* SOURCE RECORDS:
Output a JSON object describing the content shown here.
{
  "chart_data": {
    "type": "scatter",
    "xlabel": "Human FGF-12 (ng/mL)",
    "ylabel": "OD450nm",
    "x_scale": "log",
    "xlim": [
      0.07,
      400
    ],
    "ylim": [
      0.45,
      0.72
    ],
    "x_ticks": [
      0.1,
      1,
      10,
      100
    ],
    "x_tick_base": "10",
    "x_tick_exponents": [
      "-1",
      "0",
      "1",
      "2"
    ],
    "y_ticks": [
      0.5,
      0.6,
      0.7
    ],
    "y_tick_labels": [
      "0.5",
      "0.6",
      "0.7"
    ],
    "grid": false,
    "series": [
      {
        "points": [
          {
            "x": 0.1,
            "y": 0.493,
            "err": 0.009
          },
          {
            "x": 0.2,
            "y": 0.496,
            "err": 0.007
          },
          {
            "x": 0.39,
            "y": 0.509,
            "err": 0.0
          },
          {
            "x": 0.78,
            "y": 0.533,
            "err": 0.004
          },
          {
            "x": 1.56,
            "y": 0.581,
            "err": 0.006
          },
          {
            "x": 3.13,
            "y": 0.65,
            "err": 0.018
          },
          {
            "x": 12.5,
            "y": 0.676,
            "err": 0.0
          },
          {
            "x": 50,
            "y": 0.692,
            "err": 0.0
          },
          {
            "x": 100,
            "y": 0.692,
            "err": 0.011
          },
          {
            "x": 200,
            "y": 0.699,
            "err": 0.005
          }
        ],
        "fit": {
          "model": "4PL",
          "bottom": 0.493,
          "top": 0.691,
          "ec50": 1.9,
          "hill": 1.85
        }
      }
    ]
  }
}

* DIRECTIONS: Write out the entire listing exactly.

* EXERCISE SOLUTION:
Output a JSON object describing the content shown here.
{
  "chart_data": {
    "type": "scatter",
    "xlabel": "Human FGF-12 (ng/mL)",
    "ylabel": "OD450nm",
    "x_scale": "log",
    "xlim": [
      0.07,
      400
    ],
    "ylim": [
      0.45,
      0.72
    ],
    "x_ticks": [
      0.1,
      1,
      10,
      100
    ],
    "x_tick_base": "10",
    "x_tick_exponents": [
      "-1",
      "0",
      "1",
      "2"
    ],
    "y_ticks": [
      0.5,
      0.6,
      0.7
    ],
    "y_tick_labels": [
      "0.5",
      "0.6",
      "0.7"
    ],
    "grid": false,
    "series": [
      {
        "points": [
          {
            "x": 0.1,
            "y": 0.493,
            "err": 0.009
          },
          {
            "x": 0.2,
            "y": 0.496,
            "err": 0.007
          },
          {
            "x": 0.39,
            "y": 0.509,
            "err": 0.0
          },
          {
            "x": 0.78,
            "y": 0.533,
            "err": 0.004
          },
          {
            "x": 1.56,
            "y": 0.581,
            "err": 0.006
          },
          {
            "x": 3.13,
            "y": 0.65,
            "err": 0.018
          },
          {
            "x": 12.5,
            "y": 0.676,
            "err": 0.0
          },
          {
            "x": 50,
            "y": 0.692,
            "err": 0.0
          },
          {
            "x": 100,
            "y": 0.692,
            "err": 0.011
          },
          {
            "x": 200,
            "y": 0.699,
            "err": 0.005
          }
        ],
        "fit": {
          "model": "4PL",
          "bottom": 0.493,
          "top": 0.691,
          "ec50": 1.9,
          "hill": 1.85
        }
      }
    ]
  }
}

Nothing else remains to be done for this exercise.